What you need to do:
Using the material below, copy every line where "years" appears.

— Begin Records for this exercise —

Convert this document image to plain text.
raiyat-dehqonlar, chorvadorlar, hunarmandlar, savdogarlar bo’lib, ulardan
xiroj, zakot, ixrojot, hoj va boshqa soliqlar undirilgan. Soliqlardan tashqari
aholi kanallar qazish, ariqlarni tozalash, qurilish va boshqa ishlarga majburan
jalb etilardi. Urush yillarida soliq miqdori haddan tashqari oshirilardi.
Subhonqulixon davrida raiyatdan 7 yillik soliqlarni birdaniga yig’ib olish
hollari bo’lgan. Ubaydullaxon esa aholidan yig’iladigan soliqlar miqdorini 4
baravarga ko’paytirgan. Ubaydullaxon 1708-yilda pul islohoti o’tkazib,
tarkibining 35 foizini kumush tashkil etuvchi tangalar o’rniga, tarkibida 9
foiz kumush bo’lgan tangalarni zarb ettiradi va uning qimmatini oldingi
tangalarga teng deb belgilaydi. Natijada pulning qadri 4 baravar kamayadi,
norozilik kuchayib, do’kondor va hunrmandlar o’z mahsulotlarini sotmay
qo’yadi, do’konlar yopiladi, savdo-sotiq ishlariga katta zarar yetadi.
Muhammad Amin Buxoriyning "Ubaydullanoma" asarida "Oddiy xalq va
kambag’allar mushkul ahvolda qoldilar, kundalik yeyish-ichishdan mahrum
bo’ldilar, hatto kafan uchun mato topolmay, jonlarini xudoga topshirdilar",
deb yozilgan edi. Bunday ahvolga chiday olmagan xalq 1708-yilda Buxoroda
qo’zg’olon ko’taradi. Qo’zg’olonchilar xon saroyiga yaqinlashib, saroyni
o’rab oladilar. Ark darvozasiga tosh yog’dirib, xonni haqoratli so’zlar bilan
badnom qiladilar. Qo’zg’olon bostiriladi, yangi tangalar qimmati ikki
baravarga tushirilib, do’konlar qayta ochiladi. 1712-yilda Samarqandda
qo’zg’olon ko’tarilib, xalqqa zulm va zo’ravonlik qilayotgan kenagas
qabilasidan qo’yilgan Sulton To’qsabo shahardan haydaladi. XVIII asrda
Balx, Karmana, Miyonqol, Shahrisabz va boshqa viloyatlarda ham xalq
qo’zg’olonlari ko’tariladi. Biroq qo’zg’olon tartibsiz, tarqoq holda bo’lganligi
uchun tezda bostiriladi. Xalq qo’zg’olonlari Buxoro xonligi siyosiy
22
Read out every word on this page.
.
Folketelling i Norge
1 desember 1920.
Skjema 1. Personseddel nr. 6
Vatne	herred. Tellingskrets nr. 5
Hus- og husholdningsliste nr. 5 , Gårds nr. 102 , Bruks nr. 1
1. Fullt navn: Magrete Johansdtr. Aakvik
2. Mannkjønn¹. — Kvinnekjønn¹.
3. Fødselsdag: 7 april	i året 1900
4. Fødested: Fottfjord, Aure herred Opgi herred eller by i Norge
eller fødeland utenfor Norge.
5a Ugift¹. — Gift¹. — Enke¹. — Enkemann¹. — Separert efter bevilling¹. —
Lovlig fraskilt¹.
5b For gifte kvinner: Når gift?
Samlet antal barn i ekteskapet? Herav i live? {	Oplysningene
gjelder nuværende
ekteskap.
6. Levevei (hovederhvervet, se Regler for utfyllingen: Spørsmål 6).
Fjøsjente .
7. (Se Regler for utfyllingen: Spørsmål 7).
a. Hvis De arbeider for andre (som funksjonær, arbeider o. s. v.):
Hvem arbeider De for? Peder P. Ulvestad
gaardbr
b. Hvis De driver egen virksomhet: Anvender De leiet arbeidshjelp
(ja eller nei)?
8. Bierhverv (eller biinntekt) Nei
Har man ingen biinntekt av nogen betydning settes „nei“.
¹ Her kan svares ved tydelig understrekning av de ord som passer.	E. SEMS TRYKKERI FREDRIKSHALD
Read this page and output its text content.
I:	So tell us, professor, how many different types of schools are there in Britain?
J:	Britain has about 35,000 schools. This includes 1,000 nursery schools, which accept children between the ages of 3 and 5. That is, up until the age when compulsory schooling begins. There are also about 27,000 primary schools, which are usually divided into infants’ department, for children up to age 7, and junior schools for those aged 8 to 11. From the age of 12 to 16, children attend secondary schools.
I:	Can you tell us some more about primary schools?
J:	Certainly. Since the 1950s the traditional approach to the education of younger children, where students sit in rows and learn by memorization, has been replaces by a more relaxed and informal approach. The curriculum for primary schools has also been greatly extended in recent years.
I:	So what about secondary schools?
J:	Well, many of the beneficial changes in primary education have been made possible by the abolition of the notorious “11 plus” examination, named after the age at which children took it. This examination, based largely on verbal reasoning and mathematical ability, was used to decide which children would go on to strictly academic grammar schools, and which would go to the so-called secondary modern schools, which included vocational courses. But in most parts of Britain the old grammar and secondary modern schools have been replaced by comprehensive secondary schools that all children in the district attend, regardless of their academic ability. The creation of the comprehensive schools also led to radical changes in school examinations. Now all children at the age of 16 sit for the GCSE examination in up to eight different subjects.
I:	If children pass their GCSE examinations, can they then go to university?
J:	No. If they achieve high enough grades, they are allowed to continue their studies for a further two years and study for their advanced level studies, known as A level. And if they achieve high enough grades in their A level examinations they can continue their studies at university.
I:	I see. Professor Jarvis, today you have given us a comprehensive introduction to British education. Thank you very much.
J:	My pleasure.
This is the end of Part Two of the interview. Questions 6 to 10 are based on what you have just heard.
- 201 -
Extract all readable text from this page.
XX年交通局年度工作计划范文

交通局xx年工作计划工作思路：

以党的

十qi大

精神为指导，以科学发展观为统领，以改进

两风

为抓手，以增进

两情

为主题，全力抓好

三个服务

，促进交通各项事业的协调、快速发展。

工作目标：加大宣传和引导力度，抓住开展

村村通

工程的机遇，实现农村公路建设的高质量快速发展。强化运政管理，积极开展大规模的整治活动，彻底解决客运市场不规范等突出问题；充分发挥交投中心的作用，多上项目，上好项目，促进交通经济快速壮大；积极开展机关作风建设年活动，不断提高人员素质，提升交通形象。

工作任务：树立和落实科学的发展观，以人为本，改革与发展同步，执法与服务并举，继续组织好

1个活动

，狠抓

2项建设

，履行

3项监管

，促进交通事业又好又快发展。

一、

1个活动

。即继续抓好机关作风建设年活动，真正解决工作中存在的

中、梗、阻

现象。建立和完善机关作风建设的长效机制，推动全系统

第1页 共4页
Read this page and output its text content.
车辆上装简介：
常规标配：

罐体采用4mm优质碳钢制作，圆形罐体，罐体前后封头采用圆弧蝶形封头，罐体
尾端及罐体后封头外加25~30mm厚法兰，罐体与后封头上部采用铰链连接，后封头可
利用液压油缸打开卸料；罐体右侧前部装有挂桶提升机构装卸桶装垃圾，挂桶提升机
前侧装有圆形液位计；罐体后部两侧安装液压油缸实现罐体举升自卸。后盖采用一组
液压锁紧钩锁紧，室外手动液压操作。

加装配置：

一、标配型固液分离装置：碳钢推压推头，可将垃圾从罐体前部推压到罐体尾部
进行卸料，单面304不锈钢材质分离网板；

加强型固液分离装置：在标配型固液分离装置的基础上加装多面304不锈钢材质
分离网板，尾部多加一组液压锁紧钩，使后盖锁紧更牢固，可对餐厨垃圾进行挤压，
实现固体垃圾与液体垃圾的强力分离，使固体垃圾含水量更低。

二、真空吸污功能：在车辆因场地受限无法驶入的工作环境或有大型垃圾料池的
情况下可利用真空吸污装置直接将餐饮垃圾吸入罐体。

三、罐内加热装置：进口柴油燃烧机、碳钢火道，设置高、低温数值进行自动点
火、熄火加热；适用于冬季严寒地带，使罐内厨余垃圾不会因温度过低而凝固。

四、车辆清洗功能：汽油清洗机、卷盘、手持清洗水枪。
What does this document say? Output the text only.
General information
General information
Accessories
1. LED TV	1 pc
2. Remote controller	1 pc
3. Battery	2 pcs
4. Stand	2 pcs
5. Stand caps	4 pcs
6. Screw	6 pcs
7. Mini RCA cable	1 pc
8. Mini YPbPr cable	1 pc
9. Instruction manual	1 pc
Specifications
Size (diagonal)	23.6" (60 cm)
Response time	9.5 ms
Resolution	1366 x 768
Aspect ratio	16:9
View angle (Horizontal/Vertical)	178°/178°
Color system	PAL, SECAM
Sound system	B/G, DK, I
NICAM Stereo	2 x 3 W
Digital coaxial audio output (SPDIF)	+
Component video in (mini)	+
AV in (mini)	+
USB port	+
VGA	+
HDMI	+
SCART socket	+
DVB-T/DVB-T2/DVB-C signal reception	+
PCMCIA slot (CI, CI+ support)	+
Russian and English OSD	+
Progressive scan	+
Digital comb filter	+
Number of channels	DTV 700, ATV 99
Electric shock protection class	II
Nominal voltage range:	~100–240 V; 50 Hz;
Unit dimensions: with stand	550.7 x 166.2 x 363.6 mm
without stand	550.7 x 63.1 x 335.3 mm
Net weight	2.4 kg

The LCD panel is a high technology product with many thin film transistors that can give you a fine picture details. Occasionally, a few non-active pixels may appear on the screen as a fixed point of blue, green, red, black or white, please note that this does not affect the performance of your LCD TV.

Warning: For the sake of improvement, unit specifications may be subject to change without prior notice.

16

— End Records for this exercise —

Result for this task:
J:	Certainly. Since the 1950s the traditional approach to the education of younger children, where students sit in rows and learn by memorization, has been replaces by a more relaxed and informal approach. The curriculum for primary schools has also been greatly extended in recent years.
J:	No. If they achieve high enough grades, they are allowed to continue their studies for a further two years and study for their advanced level studies, known as A level. And if they achieve high enough grades in their A level examinations they can continue their studies at university.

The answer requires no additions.